**TASK INPUTS**:
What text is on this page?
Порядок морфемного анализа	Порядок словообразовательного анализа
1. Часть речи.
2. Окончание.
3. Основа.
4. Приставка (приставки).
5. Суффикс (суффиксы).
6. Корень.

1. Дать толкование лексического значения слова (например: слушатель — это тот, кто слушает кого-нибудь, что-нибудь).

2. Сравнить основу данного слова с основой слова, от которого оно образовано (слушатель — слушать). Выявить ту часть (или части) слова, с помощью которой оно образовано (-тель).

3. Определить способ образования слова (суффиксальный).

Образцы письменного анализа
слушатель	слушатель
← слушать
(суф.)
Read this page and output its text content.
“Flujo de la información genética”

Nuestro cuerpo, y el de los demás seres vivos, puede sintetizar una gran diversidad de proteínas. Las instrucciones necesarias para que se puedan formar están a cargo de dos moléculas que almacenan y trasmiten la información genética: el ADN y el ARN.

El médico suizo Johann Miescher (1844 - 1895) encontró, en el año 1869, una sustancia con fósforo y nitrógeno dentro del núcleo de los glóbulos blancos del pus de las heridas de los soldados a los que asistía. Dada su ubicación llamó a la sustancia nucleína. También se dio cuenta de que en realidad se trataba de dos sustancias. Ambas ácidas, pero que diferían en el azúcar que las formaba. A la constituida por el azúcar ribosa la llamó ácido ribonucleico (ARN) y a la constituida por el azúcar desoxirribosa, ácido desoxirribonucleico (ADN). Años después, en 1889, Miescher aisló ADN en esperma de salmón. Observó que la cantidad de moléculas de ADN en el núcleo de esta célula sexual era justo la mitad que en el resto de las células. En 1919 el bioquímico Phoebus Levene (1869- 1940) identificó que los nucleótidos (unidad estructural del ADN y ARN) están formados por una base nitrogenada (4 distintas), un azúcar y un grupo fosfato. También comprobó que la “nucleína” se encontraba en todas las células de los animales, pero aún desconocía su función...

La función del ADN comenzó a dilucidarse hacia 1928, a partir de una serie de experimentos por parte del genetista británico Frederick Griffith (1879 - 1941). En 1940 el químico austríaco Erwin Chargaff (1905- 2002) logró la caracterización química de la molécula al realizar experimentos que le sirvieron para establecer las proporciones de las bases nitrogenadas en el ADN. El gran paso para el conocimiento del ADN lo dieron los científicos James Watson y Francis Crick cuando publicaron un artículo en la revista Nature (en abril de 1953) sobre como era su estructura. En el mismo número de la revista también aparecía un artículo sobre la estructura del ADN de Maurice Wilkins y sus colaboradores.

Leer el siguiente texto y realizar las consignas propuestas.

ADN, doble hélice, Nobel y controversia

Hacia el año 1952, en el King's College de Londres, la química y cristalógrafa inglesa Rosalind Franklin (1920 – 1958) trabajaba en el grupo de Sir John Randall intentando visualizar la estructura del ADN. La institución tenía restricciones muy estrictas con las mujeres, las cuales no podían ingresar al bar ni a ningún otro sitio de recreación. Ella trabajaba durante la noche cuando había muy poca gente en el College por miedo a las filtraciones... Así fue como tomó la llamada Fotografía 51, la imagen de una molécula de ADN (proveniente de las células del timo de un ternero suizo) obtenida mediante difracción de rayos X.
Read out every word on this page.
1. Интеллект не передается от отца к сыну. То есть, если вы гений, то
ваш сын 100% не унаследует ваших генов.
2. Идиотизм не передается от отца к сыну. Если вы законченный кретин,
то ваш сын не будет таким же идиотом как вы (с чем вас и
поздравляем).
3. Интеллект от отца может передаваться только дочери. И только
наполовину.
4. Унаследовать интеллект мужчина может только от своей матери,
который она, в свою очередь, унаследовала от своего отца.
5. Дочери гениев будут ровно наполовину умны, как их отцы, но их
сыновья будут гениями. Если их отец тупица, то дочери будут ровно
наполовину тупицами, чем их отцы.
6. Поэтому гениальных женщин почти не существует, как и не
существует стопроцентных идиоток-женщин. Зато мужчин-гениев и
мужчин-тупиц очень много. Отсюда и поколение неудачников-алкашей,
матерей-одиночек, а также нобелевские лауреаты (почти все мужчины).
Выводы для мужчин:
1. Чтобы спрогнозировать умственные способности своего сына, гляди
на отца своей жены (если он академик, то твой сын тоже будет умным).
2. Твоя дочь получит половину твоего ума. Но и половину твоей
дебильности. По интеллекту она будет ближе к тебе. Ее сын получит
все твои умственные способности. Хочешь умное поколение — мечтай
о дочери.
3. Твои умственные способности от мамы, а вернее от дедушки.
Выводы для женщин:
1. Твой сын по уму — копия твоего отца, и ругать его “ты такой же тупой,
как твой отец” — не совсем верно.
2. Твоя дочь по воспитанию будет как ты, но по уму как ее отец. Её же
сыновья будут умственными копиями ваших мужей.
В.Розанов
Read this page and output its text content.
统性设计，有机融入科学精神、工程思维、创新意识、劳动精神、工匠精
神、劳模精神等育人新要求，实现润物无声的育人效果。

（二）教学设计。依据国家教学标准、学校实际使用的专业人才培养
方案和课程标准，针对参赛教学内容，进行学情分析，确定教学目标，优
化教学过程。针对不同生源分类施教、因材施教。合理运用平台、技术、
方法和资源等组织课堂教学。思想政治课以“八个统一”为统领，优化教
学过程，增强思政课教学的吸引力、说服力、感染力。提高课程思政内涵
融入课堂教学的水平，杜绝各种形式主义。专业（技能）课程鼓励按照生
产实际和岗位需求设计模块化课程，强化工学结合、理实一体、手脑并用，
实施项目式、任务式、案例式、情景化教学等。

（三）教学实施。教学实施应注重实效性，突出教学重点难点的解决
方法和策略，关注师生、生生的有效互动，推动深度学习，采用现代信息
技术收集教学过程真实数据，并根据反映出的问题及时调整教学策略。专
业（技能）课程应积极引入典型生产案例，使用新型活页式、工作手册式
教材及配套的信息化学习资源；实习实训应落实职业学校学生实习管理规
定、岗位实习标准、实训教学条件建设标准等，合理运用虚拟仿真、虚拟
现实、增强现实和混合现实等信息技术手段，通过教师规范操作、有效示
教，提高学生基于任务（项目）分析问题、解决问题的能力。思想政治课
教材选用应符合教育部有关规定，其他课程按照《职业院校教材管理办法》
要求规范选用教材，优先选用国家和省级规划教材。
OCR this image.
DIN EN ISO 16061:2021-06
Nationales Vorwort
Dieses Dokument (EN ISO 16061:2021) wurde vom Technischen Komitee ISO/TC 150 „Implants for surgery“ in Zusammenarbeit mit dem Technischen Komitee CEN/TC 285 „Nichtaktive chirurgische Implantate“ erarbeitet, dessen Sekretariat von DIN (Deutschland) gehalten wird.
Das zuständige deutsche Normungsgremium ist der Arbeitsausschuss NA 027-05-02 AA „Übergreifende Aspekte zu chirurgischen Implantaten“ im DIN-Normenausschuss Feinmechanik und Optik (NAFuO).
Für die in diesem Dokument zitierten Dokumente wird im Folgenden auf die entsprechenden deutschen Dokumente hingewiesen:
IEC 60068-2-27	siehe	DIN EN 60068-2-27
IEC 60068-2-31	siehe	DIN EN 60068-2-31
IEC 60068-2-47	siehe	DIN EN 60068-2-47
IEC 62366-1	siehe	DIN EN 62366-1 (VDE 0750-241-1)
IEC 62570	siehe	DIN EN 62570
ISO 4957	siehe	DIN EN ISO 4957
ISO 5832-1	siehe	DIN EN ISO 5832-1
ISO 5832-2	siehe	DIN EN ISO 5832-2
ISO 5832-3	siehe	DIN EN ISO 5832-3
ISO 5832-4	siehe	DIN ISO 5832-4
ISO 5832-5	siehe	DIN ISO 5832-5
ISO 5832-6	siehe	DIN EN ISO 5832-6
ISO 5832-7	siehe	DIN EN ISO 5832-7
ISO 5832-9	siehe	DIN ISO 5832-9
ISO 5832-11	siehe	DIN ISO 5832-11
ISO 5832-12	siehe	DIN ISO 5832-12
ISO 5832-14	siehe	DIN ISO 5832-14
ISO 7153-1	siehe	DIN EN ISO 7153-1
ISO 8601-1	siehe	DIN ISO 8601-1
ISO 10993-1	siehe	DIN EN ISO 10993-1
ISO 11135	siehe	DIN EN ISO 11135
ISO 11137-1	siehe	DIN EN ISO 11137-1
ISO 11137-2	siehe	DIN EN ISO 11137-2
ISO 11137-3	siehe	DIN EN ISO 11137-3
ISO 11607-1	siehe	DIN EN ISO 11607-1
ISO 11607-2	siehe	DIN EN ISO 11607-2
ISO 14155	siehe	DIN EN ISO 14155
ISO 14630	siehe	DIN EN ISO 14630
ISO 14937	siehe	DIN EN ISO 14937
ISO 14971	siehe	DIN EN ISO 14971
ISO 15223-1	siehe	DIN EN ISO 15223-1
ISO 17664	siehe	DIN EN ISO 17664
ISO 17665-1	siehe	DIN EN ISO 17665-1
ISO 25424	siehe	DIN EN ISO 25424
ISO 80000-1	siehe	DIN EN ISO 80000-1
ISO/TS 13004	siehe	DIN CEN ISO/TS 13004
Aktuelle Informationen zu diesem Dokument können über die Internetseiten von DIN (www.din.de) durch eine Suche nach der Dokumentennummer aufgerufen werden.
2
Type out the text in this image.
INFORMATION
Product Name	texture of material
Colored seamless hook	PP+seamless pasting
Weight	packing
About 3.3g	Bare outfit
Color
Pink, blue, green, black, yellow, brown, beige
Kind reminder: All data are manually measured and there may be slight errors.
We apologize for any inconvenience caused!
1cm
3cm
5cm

**SET EXERCISE**:
Copy out each line of the material that holds the word "поколение".

**ANSWER**:
мужчин-тупиц очень много. Отсюда и поколение неудачников-алкашей,
все твои умственные способности. Хочешь умное поколение — мечтай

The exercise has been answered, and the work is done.